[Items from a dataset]
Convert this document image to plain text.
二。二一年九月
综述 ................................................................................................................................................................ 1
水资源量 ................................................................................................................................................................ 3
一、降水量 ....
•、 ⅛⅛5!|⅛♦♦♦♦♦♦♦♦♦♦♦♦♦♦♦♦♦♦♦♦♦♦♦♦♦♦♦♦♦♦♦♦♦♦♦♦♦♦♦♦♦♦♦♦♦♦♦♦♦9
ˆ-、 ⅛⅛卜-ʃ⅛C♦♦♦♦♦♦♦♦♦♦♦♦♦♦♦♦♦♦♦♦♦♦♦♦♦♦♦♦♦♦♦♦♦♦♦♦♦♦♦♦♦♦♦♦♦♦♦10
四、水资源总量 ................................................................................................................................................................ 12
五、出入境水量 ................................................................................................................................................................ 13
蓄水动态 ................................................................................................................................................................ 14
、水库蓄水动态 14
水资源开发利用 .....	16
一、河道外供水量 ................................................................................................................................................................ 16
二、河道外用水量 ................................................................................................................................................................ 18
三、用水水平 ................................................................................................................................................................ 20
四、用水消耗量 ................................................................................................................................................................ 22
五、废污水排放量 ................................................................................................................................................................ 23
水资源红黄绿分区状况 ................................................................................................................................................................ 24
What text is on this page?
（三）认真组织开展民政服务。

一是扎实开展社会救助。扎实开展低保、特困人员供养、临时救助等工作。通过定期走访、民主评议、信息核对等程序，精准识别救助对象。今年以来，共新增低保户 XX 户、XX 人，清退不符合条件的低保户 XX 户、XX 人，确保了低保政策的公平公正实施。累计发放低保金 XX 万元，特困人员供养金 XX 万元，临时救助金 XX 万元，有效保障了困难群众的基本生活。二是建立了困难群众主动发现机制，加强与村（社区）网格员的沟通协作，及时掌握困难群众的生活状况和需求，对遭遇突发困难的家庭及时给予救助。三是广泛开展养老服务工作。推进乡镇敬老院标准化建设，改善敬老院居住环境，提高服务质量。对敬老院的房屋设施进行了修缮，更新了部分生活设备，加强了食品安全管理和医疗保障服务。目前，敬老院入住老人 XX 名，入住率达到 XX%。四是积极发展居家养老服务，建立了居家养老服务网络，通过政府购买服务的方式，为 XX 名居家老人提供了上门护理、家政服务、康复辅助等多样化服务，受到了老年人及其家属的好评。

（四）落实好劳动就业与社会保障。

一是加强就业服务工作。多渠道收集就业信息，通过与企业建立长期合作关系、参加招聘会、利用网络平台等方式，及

EXERCISE TASK:
Pull out all lines of the data with the string "text".

THE RESULT:
Convert this document image to plain text.
What text is on this page?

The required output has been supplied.